##### RECORDS PROVIDED

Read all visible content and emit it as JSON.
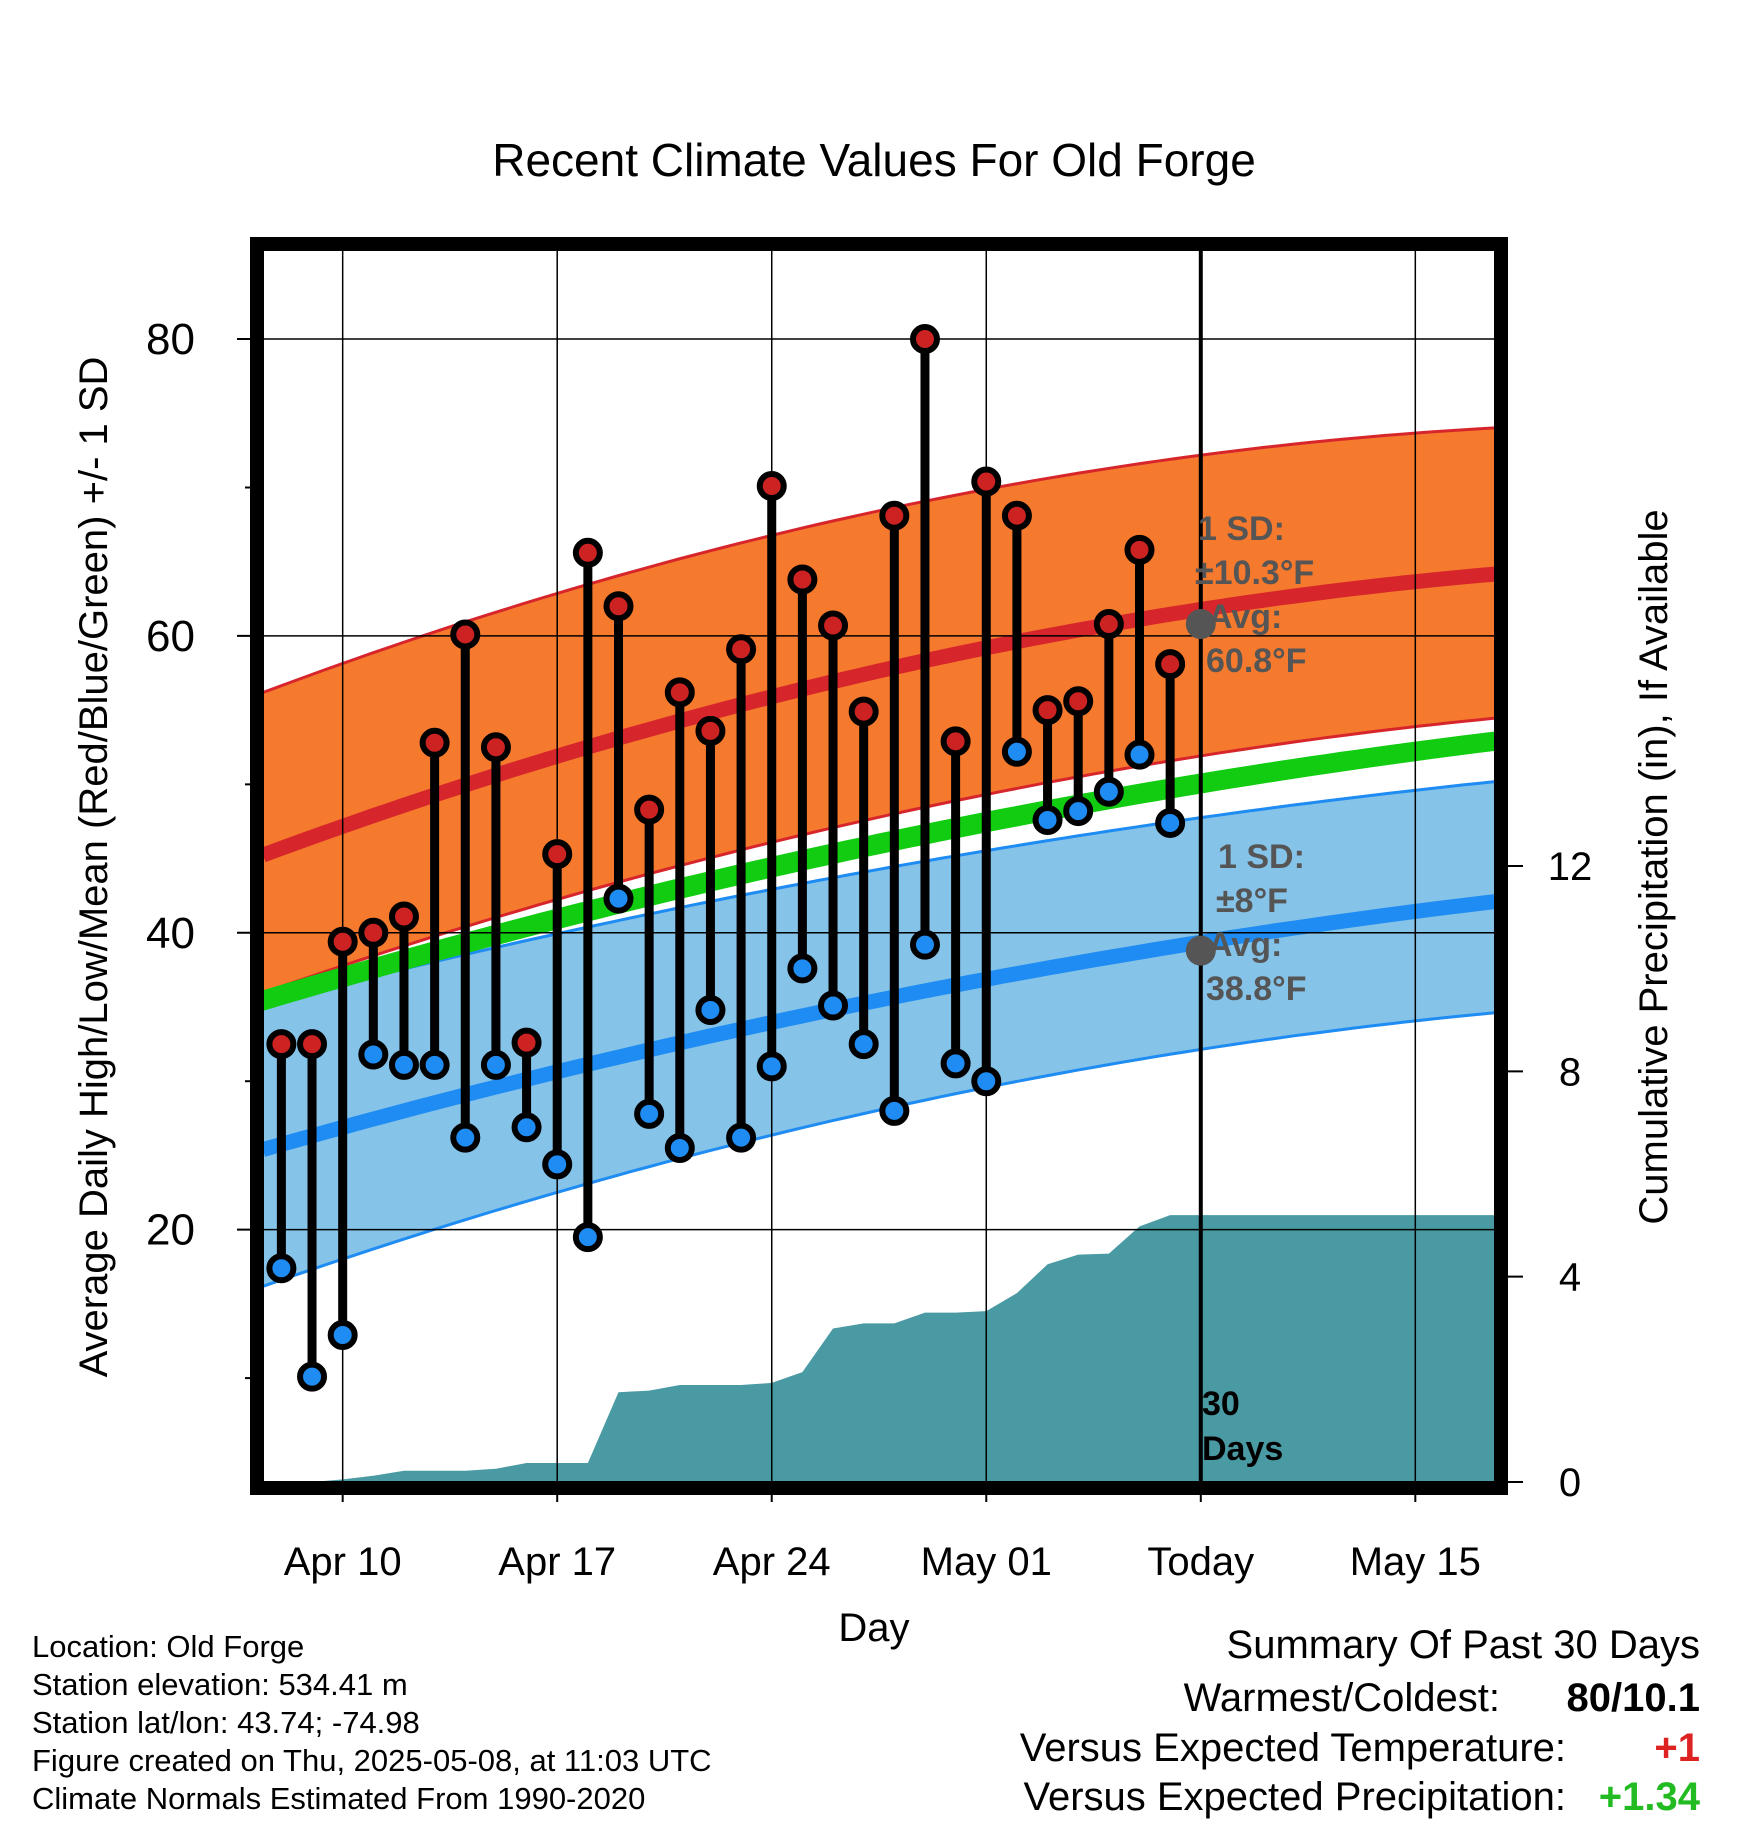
{
  "chart_data": {
    "type": "line",
    "title": "Recent Climate Values For Old Forge",
    "xlabel": "Day",
    "ylabel": "Average Daily High/Low/Mean (Red/Blue/Green) +/- 1 SD",
    "ylabel_right": "Cumulative Precipitation (in), If Available",
    "ylim": [
      3,
      86
    ],
    "ylim_right": [
      0,
      24
    ],
    "x_ticks": [
      {
        "day": 1,
        "label": "Apr 10"
      },
      {
        "day": 8,
        "label": "Apr 17"
      },
      {
        "day": 15,
        "label": "Apr 24"
      },
      {
        "day": 22,
        "label": "May 01"
      },
      {
        "day": 29,
        "label": "Today"
      },
      {
        "day": 36,
        "label": "May 15"
      }
    ],
    "y_ticks_left": [
      20,
      40,
      60,
      80
    ],
    "y_ticks_right": [
      0,
      4,
      8,
      12
    ],
    "grid": true,
    "x_range": [
      -1.6,
      38.6
    ],
    "today": 29,
    "window_label": "30\nDays",
    "normals": {
      "high_mean": [
        45.2,
        53.8,
        60.3,
        64.2
      ],
      "high_upper": [
        56.2,
        64.6,
        71.0,
        74.0
      ],
      "high_lower": [
        35.8,
        44.4,
        50.1,
        54.6
      ],
      "low_mean": [
        25.4,
        32.1,
        38.0,
        42.1
      ],
      "low_upper": [
        35.2,
        41.3,
        46.5,
        50.2
      ],
      "low_lower": [
        16.2,
        24.2,
        30.8,
        34.6
      ],
      "mean_upper": [
        36.2,
        43.0,
        49.5,
        53.5
      ],
      "mean_lower": [
        34.8,
        41.6,
        48.1,
        52.2
      ],
      "x": [
        -1.6,
        11,
        25,
        38.6
      ]
    },
    "observations": {
      "day": [
        -1,
        0,
        1,
        2,
        3,
        4,
        5,
        6,
        7,
        8,
        9,
        10,
        11,
        12,
        13,
        14,
        15,
        16,
        17,
        18,
        19,
        20,
        21,
        22,
        23,
        24,
        25,
        26,
        27,
        28
      ],
      "high": [
        32.5,
        32.5,
        39.4,
        40.0,
        41.1,
        52.8,
        60.1,
        52.5,
        32.6,
        45.3,
        65.6,
        62.0,
        48.3,
        56.2,
        53.6,
        59.1,
        70.1,
        63.8,
        60.7,
        54.9,
        68.1,
        80.0,
        52.9,
        70.4,
        68.1,
        55.0,
        55.6,
        60.8,
        65.8,
        58.1
      ],
      "low": [
        17.4,
        10.1,
        12.9,
        31.8,
        31.1,
        31.1,
        26.2,
        31.1,
        26.9,
        24.4,
        19.5,
        42.3,
        27.8,
        25.5,
        34.8,
        26.2,
        31.0,
        37.6,
        35.1,
        32.5,
        28.0,
        39.2,
        31.2,
        30.0,
        52.2,
        47.6,
        48.2,
        49.5,
        52.0,
        47.4
      ]
    },
    "precipitation": {
      "day": [
        -1,
        0,
        1,
        2,
        3,
        4,
        5,
        6,
        7,
        8,
        9,
        10,
        11,
        12,
        13,
        14,
        15,
        16,
        17,
        18,
        19,
        20,
        21,
        22,
        23,
        24,
        25,
        26,
        27,
        28,
        29,
        38.6
      ],
      "cumulative": [
        0.0,
        0.0,
        0.05,
        0.12,
        0.22,
        0.22,
        0.22,
        0.26,
        0.37,
        0.37,
        0.37,
        1.75,
        1.78,
        1.89,
        1.89,
        1.89,
        1.93,
        2.14,
        2.99,
        3.09,
        3.09,
        3.3,
        3.3,
        3.33,
        3.68,
        4.24,
        4.43,
        4.45,
        4.98,
        5.2,
        5.2,
        5.2
      ]
    },
    "annotations": {
      "high_sd": "1 SD:",
      "high_sd_value": "±10.3°F",
      "high_avg": "Avg:",
      "high_avg_value": "60.8°F",
      "high_avg_point": 60.8,
      "low_sd": "1 SD:",
      "low_sd_value": "±8°F",
      "low_avg": "Avg:",
      "low_avg_value": "38.8°F",
      "low_avg_point": 38.8
    },
    "colors": {
      "high_band": "#f57a2e",
      "high_line": "#d7262b",
      "low_band": "#85c3e8",
      "low_line": "#1e8cf2",
      "mean_band": "#11cc11",
      "precip": "#4a9aa3",
      "high_point": "#cc2222",
      "low_point": "#1e8cf2",
      "annotation": "#555555"
    }
  },
  "info": {
    "location": "Location: Old Forge",
    "elevation": "Station elevation: 534.41 m",
    "latlon": "Station lat/lon: 43.74; -74.98",
    "created": "Figure created on Thu, 2025-05-08, at 11:03 UTC",
    "normals": "Climate Normals Estimated From 1990-2020"
  },
  "summary": {
    "title": "Summary Of Past 30 Days",
    "warmest_label": "Warmest/Coldest:",
    "warmest_value": "80/10.1",
    "temp_label": "Versus Expected Temperature:",
    "temp_value": "+1",
    "temp_color": "#dd2222",
    "precip_label": "Versus Expected Precipitation:",
    "precip_value": "+1.34",
    "precip_color": "#22bb22"
  }
}
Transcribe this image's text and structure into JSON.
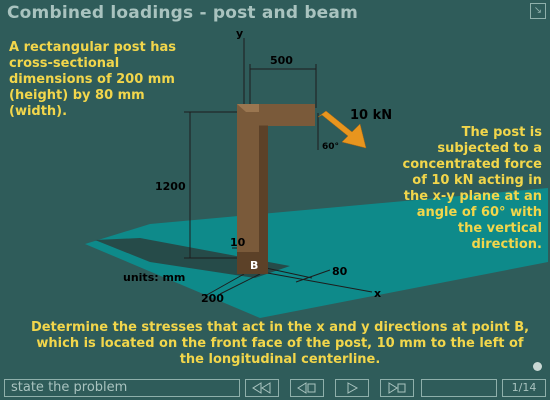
{
  "header": {
    "title": "Combined loadings - post and beam"
  },
  "problem": {
    "left_text": "A rectangular post has cross-sectional dimensions of 200 mm (height) by 80 mm (width).",
    "right_text": "The post is subjected to a concentrated force of 10 kN acting in the x-y plane at an angle of 60° with the vertical direction.",
    "bottom_text": "Determine the stresses that act in the x and y directions at point B, which is located on the front face of the post, 10 mm to the left of the longitudinal centerline."
  },
  "diagram": {
    "axis_y": "y",
    "axis_x": "x",
    "dim_beam_length": "500",
    "force_label": "10 kN",
    "angle_label": "60°",
    "dim_height": "1200",
    "dim_offset": "10",
    "point_label": "B",
    "units": "units: mm",
    "dim_depth": "80",
    "dim_width": "200"
  },
  "navigation": {
    "status": "state the problem",
    "page_current": "1",
    "page_total": "14"
  },
  "colors": {
    "background": "#2f5c5a",
    "ground_plane": "#0e8a8a",
    "post": "#7a5a3a",
    "force_arrow": "#e8951e",
    "text_highlight": "#f2d64b"
  }
}
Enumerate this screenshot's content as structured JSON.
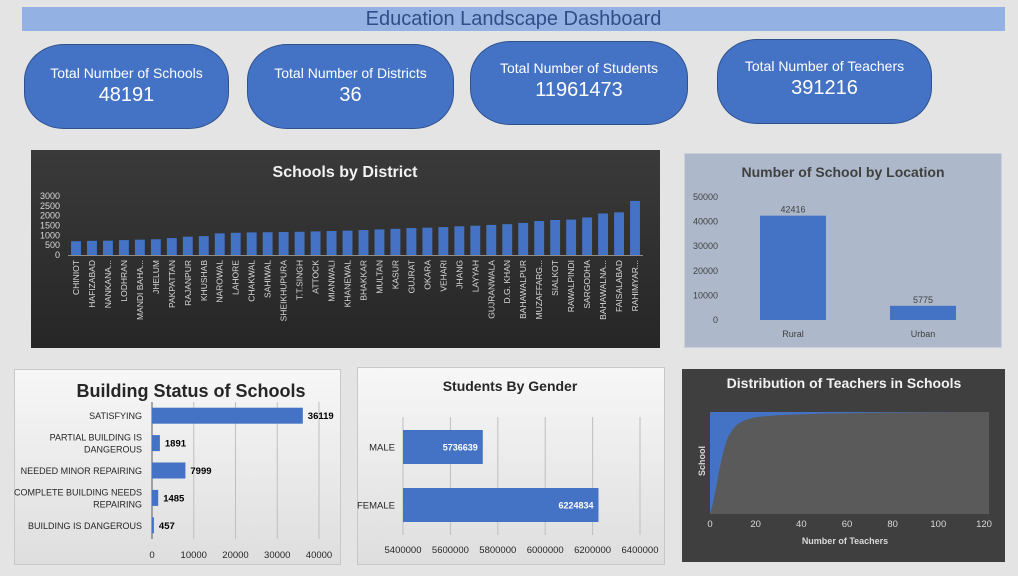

##########

▶ WORK TO DO
Gather every line from the listing above in which the word "Versus" appears.

▶ TASK SOLUTION
    "temp_label": "Versus Expected Temperature:",
    "precip_label": "Versus Expected Precipitation:",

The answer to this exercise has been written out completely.